Supplied records:

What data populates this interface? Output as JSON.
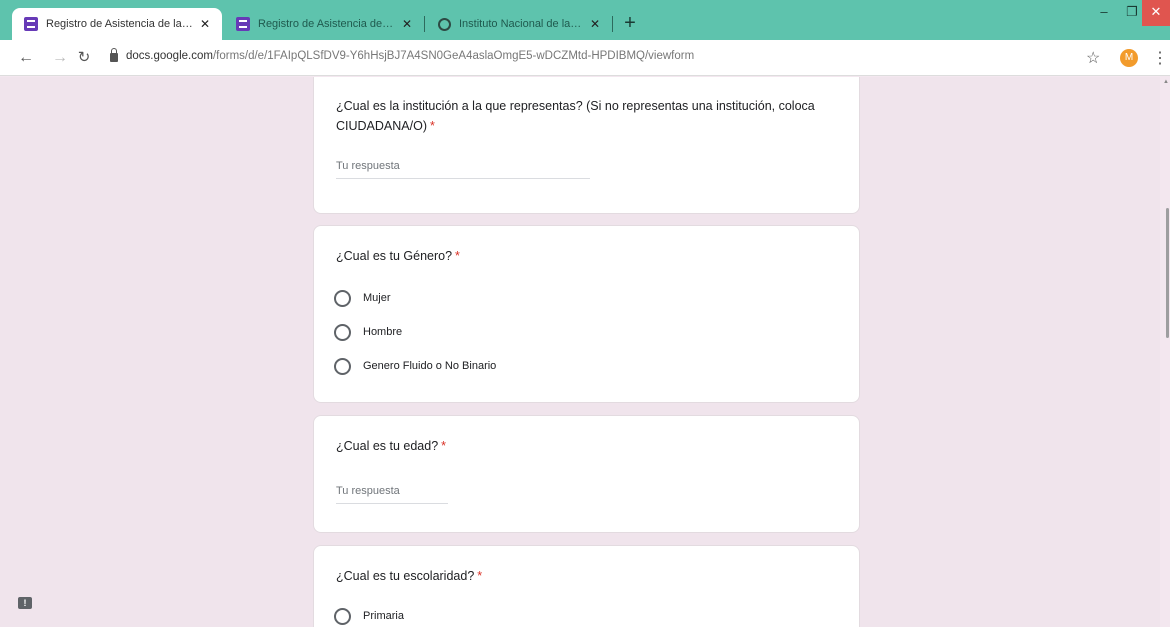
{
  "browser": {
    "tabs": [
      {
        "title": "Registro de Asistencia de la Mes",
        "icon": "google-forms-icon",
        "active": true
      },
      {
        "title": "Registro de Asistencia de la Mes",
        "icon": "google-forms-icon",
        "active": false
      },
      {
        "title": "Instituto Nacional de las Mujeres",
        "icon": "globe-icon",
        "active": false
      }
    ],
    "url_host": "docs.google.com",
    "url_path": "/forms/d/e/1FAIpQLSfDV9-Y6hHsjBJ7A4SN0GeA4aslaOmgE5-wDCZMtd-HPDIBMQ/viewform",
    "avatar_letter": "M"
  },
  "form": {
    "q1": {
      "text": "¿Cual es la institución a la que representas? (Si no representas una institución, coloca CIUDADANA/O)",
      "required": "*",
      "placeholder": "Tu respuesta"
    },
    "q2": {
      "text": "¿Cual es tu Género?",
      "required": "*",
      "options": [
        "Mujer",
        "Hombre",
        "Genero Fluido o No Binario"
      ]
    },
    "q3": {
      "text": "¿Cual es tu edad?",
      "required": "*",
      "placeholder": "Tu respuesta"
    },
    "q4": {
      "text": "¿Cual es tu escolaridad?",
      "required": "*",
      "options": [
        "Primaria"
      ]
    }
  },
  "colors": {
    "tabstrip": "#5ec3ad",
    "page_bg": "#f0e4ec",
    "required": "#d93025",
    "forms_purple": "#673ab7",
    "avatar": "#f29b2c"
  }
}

Written problem: What is needed is an exact reproduction of the data, pictures excluded.

Answer for this exercise:
What data populates this interface? Output as JSON.
{
  "browser": {
    "tabs": [
      {
        "title": "Registro de Asistencia de la Mes",
        "icon": "google-forms-icon",
        "active": true
      },
      {
        "title": "Registro de Asistencia de la Mes",
        "icon": "google-forms-icon",
        "active": false
      },
      {
        "title": "Instituto Nacional de las Mujeres",
        "icon": "globe-icon",
        "active": false
      }
    ],
    "url_host": "docs.google.com",
    "url_path": "/forms/d/e/1FAIpQLSfDV9-Y6hHsjBJ7A4SN0GeA4aslaOmgE5-wDCZMtd-HPDIBMQ/viewform",
    "avatar_letter": "M"
  },
  "form": {
    "q1": {
      "text": "¿Cual es la institución a la que representas? (Si no representas una institución, coloca CIUDADANA/O)",
      "required": "*",
      "placeholder": "Tu respuesta"
    },
    "q2": {
      "text": "¿Cual es tu Género?",
      "required": "*",
      "options": [
        "Mujer",
        "Hombre",
        "Genero Fluido o No Binario"
      ]
    },
    "q3": {
      "text": "¿Cual es tu edad?",
      "required": "*",
      "placeholder": "Tu respuesta"
    },
    "q4": {
      "text": "¿Cual es tu escolaridad?",
      "required": "*",
      "options": [
        "Primaria"
      ]
    }
  },
  "colors": {
    "tabstrip": "#5ec3ad",
    "page_bg": "#f0e4ec",
    "required": "#d93025",
    "forms_purple": "#673ab7",
    "avatar": "#f29b2c"
  }
}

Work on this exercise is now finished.